### EXTRACTED DATA ###
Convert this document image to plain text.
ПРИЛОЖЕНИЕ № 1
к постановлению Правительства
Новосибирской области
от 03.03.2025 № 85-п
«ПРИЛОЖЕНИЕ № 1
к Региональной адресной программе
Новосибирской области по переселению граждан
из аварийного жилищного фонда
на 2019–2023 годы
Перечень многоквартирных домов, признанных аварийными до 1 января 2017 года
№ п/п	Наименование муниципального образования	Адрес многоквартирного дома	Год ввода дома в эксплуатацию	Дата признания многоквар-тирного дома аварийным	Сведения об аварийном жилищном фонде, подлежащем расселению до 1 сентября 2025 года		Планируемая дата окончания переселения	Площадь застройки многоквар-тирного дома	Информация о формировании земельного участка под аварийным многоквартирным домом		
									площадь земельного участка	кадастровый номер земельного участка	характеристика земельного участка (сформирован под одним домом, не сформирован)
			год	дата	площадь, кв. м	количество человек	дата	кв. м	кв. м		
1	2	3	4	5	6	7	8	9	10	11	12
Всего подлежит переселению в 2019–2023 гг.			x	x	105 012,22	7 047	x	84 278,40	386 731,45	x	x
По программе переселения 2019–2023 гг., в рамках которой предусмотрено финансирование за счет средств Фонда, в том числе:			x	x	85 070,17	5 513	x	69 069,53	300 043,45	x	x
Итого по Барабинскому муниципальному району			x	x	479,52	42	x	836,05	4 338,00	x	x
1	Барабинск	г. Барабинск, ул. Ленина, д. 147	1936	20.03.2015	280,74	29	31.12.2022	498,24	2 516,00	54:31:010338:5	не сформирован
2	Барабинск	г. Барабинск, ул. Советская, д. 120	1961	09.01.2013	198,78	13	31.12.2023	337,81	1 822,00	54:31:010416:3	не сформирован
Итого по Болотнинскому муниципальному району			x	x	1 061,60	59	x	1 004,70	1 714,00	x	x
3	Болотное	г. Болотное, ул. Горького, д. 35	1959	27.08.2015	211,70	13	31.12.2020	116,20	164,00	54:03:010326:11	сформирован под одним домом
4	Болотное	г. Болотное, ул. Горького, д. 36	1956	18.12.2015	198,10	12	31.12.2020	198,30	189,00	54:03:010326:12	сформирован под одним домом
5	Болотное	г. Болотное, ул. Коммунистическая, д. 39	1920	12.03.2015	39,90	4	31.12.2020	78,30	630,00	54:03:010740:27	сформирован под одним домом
###
*WHAT THE TASK ASKS*:
Reply with nothing except the number of lines in the listing above that include the string "району".

*REPLY TO THE EXERCISE*:
2